• GIVEN TASK:
Go through the entries below and write each one out exactly.

Saved data entries
▶
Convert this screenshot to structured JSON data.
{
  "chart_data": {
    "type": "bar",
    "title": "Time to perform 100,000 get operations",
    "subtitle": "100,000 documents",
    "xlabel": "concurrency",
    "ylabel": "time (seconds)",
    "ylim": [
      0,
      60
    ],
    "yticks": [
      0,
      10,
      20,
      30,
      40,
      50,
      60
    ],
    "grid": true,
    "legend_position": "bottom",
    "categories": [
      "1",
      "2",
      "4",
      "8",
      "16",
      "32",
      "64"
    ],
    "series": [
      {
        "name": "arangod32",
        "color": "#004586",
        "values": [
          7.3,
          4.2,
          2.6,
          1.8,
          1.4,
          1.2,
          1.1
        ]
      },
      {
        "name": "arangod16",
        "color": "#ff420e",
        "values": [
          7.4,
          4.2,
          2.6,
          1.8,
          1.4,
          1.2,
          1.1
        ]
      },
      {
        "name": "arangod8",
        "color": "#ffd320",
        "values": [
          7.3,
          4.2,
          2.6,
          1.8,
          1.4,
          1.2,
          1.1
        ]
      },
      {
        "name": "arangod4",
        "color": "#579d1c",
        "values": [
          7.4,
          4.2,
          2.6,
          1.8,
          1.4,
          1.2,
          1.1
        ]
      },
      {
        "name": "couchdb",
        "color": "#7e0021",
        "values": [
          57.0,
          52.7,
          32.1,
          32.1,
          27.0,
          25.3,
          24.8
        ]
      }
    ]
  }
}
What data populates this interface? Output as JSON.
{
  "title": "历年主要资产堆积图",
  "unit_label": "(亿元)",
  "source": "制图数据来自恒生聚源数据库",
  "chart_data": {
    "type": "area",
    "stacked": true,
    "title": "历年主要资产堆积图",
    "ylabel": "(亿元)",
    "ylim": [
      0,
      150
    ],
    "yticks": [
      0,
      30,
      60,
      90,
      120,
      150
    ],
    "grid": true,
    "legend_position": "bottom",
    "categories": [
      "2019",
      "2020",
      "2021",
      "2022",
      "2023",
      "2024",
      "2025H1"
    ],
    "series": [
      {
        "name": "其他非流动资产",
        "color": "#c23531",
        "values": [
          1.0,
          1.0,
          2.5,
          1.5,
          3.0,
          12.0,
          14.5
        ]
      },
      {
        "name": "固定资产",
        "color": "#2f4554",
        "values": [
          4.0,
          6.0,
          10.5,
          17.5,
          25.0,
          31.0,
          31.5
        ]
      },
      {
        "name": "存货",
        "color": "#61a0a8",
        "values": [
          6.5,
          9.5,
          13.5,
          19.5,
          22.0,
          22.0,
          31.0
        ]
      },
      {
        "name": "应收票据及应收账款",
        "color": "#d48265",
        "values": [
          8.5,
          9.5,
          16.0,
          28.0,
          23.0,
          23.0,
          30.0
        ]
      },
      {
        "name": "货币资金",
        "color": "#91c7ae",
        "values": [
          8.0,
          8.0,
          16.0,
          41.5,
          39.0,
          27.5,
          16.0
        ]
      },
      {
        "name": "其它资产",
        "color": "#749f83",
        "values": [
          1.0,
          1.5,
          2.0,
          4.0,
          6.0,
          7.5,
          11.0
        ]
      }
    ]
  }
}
◀
• RESULT OF THIS EXERCISE:
Convert this screenshot to structured JSON data.
{
  "chart_data": {
    "type": "bar",
    "title": "Time to perform 100,000 get operations",
    "subtitle": "100,000 documents",
    "xlabel": "concurrency",
    "ylabel": "time (seconds)",
    "ylim": [
      0,
      60
    ],
    "yticks": [
      0,
      10,
      20,
      30,
      40,
      50,
      60
    ],
    "grid": true,
    "legend_position": "bottom",
    "categories": [
      "1",
      "2",
      "4",
      "8",
      "16",
      "32",
      "64"
    ],
    "series": [
      {
        "name": "arangod32",
        "color": "#004586",
        "values": [
          7.3,
          4.2,
          2.6,
          1.8,
          1.4,
          1.2,
          1.1
        ]
      },
      {
        "name": "arangod16",
        "color": "#ff420e",
        "values": [
          7.4,
          4.2,
          2.6,
          1.8,
          1.4,
          1.2,
          1.1
        ]
      },
      {
        "name": "arangod8",
        "color": "#ffd320",
        "values": [
          7.3,
          4.2,
          2.6,
          1.8,
          1.4,
          1.2,
          1.1
        ]
      },
      {
        "name": "arangod4",
        "color": "#579d1c",
        "values": [
          7.4,
          4.2,
          2.6,
          1.8,
          1.4,
          1.2,
          1.1
        ]
      },
      {
        "name": "couchdb",
        "color": "#7e0021",
        "values": [
          57.0,
          52.7,
          32.1,
          32.1,
          27.0,
          25.3,
          24.8
        ]
      }
    ]
  }
}
What data populates this interface? Output as JSON.
{
  "title": "历年主要资产堆积图",
  "unit_label": "(亿元)",
  "source": "制图数据来自恒生聚源数据库",
  "chart_data": {
    "type": "area",
    "stacked": true,
    "title": "历年主要资产堆积图",
    "ylabel": "(亿元)",
    "ylim": [
      0,
      150
    ],
    "yticks": [
      0,
      30,
      60,
      90,
      120,
      150
    ],
    "grid": true,
    "legend_position": "bottom",
    "categories": [
      "2019",
      "2020",
      "2021",
      "2022",
      "2023",
      "2024",
      "2025H1"
    ],
    "series": [
      {
        "name": "其他非流动资产",
        "color": "#c23531",
        "values": [
          1.0,
          1.0,
          2.5,
          1.5,
          3.0,
          12.0,
          14.5
        ]
      },
      {
        "name": "固定资产",
        "color": "#2f4554",
        "values": [
          4.0,
          6.0,
          10.5,
          17.5,
          25.0,
          31.0,
          31.5
        ]
      },
      {
        "name": "存货",
        "color": "#61a0a8",
        "values": [
          6.5,
          9.5,
          13.5,
          19.5,
          22.0,
          22.0,
          31.0
        ]
      },
      {
        "name": "应收票据及应收账款",
        "color": "#d48265",
        "values": [
          8.5,
          9.5,
          16.0,
          28.0,
          23.0,
          23.0,
          30.0
        ]
      },
      {
        "name": "货币资金",
        "color": "#91c7ae",
        "values": [
          8.0,
          8.0,
          16.0,
          41.5,
          39.0,
          27.5,
          16.0
        ]
      },
      {
        "name": "其它资产",
        "color": "#749f83",
        "values": [
          1.0,
          1.5,
          2.0,
          4.0,
          6.0,
          7.5,
          11.0
        ]
      }
    ]
  }
}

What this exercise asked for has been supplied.